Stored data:
· · ·
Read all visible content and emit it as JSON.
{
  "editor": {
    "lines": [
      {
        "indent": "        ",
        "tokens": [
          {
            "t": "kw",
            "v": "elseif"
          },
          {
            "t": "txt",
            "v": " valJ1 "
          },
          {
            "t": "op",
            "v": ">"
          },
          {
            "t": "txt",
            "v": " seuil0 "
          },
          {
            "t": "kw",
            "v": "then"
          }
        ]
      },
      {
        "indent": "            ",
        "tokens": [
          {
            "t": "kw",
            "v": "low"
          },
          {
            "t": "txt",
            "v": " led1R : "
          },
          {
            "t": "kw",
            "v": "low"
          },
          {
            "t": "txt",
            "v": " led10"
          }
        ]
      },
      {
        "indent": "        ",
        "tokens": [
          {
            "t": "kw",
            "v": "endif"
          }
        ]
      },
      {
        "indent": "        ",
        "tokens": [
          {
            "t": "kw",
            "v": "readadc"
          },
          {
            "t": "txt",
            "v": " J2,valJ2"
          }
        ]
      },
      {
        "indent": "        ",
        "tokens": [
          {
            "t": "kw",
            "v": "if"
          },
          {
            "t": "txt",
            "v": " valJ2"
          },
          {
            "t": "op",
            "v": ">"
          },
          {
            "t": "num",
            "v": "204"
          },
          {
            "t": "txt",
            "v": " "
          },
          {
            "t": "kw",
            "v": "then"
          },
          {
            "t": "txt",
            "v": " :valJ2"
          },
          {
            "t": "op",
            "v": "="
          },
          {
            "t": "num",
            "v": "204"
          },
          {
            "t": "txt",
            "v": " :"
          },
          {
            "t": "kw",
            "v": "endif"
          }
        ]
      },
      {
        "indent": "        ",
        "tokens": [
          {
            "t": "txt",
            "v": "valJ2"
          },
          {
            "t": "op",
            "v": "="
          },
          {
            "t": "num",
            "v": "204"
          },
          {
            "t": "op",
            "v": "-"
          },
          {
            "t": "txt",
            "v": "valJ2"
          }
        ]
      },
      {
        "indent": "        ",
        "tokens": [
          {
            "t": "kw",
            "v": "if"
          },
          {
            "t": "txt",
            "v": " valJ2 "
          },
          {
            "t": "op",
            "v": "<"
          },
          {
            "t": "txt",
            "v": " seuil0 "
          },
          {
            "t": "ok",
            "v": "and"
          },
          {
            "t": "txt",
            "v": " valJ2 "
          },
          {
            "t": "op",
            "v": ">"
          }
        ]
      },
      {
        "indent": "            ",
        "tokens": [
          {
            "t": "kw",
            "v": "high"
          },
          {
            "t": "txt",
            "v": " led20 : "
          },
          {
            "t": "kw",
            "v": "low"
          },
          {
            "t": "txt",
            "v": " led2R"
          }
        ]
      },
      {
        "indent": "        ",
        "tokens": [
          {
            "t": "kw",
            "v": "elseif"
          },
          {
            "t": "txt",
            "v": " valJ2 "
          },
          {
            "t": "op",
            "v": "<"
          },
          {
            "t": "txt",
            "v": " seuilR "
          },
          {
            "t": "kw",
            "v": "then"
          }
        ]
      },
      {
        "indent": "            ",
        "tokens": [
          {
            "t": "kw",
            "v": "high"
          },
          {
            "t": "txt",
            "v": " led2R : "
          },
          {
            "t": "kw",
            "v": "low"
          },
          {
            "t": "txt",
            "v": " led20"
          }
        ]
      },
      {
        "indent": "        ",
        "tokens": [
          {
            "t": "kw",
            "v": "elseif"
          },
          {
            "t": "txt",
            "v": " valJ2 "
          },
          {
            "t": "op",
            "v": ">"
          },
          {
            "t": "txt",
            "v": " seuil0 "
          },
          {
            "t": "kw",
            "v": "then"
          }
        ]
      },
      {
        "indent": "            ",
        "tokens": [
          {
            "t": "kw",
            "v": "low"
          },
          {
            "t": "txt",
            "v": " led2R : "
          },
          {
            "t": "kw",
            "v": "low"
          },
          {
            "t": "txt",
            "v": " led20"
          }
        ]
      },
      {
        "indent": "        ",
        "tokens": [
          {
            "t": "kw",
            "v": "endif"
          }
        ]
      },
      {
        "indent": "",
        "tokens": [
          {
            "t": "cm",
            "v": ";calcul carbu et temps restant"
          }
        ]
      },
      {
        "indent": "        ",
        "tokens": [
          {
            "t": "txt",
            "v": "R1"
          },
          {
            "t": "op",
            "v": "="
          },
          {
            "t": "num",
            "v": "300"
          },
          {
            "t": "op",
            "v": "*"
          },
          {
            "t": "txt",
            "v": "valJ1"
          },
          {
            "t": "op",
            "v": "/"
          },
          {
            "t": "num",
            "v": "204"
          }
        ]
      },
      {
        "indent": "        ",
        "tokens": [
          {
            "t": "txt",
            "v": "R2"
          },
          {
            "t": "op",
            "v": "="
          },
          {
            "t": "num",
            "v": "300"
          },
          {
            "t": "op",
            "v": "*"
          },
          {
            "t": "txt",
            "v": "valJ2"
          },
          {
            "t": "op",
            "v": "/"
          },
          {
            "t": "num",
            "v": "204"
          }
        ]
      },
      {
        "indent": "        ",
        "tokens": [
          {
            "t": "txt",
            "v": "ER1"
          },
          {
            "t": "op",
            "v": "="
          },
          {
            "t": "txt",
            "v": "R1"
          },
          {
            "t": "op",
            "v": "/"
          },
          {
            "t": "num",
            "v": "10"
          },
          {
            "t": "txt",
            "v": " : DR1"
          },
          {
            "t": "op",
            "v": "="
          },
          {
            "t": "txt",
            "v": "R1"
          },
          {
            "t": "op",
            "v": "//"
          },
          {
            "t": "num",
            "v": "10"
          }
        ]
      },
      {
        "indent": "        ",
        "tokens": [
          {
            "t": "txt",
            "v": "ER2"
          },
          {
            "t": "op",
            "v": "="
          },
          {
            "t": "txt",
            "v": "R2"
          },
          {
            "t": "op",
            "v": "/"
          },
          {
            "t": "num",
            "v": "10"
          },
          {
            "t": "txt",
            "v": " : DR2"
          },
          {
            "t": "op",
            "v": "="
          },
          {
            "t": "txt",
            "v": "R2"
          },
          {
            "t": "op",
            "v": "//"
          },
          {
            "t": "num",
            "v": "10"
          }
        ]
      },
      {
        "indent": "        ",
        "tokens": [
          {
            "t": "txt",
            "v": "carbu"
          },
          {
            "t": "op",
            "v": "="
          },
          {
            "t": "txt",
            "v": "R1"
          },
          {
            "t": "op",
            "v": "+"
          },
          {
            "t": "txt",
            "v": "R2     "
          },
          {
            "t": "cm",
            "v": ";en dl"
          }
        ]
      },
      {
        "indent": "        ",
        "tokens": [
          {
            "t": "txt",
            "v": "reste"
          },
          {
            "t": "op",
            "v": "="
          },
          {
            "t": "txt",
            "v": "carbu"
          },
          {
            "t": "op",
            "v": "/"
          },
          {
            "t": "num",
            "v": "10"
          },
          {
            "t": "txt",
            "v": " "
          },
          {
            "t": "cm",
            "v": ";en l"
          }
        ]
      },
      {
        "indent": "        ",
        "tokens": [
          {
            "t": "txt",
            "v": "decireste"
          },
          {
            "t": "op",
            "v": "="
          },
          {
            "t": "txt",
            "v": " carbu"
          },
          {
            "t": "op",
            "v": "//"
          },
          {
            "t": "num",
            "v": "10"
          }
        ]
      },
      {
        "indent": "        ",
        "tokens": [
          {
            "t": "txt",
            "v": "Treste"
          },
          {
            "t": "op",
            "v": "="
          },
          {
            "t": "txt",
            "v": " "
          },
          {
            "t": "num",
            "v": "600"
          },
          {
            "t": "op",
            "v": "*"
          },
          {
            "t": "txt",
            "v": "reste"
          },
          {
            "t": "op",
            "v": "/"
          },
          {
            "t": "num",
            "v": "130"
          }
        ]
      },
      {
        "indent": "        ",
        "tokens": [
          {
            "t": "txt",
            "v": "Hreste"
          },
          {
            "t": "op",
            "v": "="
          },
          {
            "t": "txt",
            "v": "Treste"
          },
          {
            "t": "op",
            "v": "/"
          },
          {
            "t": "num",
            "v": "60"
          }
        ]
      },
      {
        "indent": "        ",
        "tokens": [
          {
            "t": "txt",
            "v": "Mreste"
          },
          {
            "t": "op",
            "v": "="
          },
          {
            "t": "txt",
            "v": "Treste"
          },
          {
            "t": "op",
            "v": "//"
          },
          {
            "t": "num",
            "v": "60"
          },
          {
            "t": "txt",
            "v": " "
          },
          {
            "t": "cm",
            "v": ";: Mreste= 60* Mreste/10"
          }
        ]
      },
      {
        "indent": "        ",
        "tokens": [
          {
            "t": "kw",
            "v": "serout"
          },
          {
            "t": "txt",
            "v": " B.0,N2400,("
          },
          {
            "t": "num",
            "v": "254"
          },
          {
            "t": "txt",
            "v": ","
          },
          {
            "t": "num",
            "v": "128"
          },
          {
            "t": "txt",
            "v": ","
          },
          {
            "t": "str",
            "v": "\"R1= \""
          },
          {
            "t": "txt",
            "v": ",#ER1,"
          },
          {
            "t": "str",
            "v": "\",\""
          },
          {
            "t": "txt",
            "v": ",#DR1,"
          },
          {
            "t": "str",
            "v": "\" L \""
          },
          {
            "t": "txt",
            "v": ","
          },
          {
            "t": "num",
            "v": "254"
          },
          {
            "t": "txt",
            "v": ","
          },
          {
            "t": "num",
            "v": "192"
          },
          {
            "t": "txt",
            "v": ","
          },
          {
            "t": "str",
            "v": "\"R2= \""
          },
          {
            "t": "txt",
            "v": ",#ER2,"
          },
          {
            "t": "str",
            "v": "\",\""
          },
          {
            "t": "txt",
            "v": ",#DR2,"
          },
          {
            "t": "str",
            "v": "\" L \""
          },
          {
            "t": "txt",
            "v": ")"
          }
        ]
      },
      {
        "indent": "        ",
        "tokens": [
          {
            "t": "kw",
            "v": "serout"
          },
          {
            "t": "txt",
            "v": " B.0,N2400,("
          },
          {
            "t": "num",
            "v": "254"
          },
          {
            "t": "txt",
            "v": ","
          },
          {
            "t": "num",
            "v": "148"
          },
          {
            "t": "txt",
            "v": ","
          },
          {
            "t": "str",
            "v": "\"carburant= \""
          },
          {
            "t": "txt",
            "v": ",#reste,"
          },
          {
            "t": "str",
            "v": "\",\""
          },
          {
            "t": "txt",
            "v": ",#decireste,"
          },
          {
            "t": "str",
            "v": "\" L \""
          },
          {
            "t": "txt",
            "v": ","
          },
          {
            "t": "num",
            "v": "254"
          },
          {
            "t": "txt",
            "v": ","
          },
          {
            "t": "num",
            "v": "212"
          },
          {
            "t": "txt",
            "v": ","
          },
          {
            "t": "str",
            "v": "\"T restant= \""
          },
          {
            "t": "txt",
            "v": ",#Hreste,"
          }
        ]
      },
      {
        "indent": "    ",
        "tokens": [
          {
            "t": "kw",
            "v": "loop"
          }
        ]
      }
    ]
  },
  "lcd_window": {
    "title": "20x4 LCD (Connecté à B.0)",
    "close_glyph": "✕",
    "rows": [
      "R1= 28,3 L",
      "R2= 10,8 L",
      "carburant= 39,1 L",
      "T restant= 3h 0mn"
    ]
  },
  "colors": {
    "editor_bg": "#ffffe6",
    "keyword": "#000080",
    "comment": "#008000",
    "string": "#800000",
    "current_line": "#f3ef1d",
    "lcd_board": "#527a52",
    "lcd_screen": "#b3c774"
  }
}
· · ·
# Description of the task
Write down only the number of lines that contain the string "restant" in the listing.

# Worked answer
3